Quote, verbatim, all material below, without pictures.

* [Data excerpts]
^^^^

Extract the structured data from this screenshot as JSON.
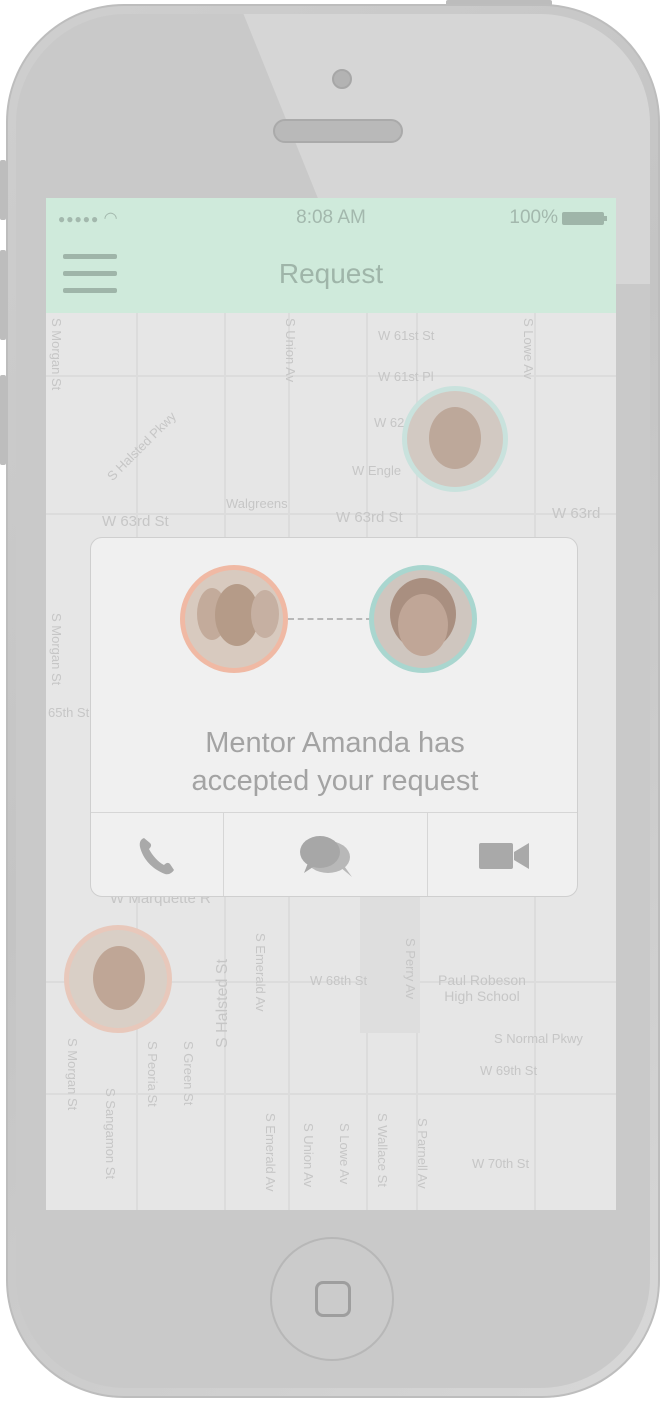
{
  "status_bar": {
    "signal": "●●●●● ",
    "time": "8:08 AM",
    "battery": "100%"
  },
  "nav": {
    "title": "Request"
  },
  "map": {
    "labels": {
      "w61st": "W 61st St",
      "w61stpl": "W 61st Pl",
      "w62": "W 62",
      "wengle": "W Engle",
      "walgreens": "Walgreens",
      "w63rd_left": "W 63rd St",
      "w63rd_mid": "W 63rd St",
      "w63rd_right": "W 63rd",
      "halsted_pkwy": "S Halsted Pkwy",
      "morgan_top": "S Morgan St",
      "union_top": "S Union Av",
      "lowe_top": "S Lowe Av",
      "morgan_mid": "S Morgan St",
      "st65th": "65th St",
      "marquette": "W Marquette R",
      "halsted_st": "S Halsted St",
      "emerald_av": "S Emerald Av",
      "w68th": "W 68th St",
      "perry_av": "S Perry Av",
      "paul_robeson": "Paul Robeson\nHigh School",
      "normal_pkwy": "S Normal Pkwy",
      "w69th": "W 69th St",
      "w70th": "W 70th St",
      "morgan_bottom": "S Morgan St",
      "sangamon": "S Sangamon St",
      "peoria": "S Peoria St",
      "green": "S Green St",
      "emerald_bottom": "S Emerald Av",
      "union_bottom": "S Union Av",
      "lowe_bottom": "S Lowe Av",
      "wallace": "S Wallace St",
      "parnell": "S Parnell Av"
    }
  },
  "dialog": {
    "message_line1": "Mentor Amanda has",
    "message_line2": "accepted your request",
    "actions": [
      {
        "label": "Call",
        "icon": "phone-icon"
      },
      {
        "label": "Message",
        "icon": "chat-bubbles-icon"
      },
      {
        "label": "Video",
        "icon": "video-camera-icon"
      }
    ]
  },
  "colors": {
    "header_bg": "#cfeadb",
    "mentee_ring": "#f0b9a4",
    "mentor_ring": "#a9d6cf"
  }
}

^^^^

* [ANSWER FOR THIS EXERCISE]
Extract the structured data from this screenshot as JSON.
{
  "status_bar": {
    "signal": "●●●●● ",
    "time": "8:08 AM",
    "battery": "100%"
  },
  "nav": {
    "title": "Request"
  },
  "map": {
    "labels": {
      "w61st": "W 61st St",
      "w61stpl": "W 61st Pl",
      "w62": "W 62",
      "wengle": "W Engle",
      "walgreens": "Walgreens",
      "w63rd_left": "W 63rd St",
      "w63rd_mid": "W 63rd St",
      "w63rd_right": "W 63rd",
      "halsted_pkwy": "S Halsted Pkwy",
      "morgan_top": "S Morgan St",
      "union_top": "S Union Av",
      "lowe_top": "S Lowe Av",
      "morgan_mid": "S Morgan St",
      "st65th": "65th St",
      "marquette": "W Marquette R",
      "halsted_st": "S Halsted St",
      "emerald_av": "S Emerald Av",
      "w68th": "W 68th St",
      "perry_av": "S Perry Av",
      "paul_robeson": "Paul Robeson\nHigh School",
      "normal_pkwy": "S Normal Pkwy",
      "w69th": "W 69th St",
      "w70th": "W 70th St",
      "morgan_bottom": "S Morgan St",
      "sangamon": "S Sangamon St",
      "peoria": "S Peoria St",
      "green": "S Green St",
      "emerald_bottom": "S Emerald Av",
      "union_bottom": "S Union Av",
      "lowe_bottom": "S Lowe Av",
      "wallace": "S Wallace St",
      "parnell": "S Parnell Av"
    }
  },
  "dialog": {
    "message_line1": "Mentor Amanda has",
    "message_line2": "accepted your request",
    "actions": [
      {
        "label": "Call",
        "icon": "phone-icon"
      },
      {
        "label": "Message",
        "icon": "chat-bubbles-icon"
      },
      {
        "label": "Video",
        "icon": "video-camera-icon"
      }
    ]
  },
  "colors": {
    "header_bg": "#cfeadb",
    "mentee_ring": "#f0b9a4",
    "mentor_ring": "#a9d6cf"
  }
}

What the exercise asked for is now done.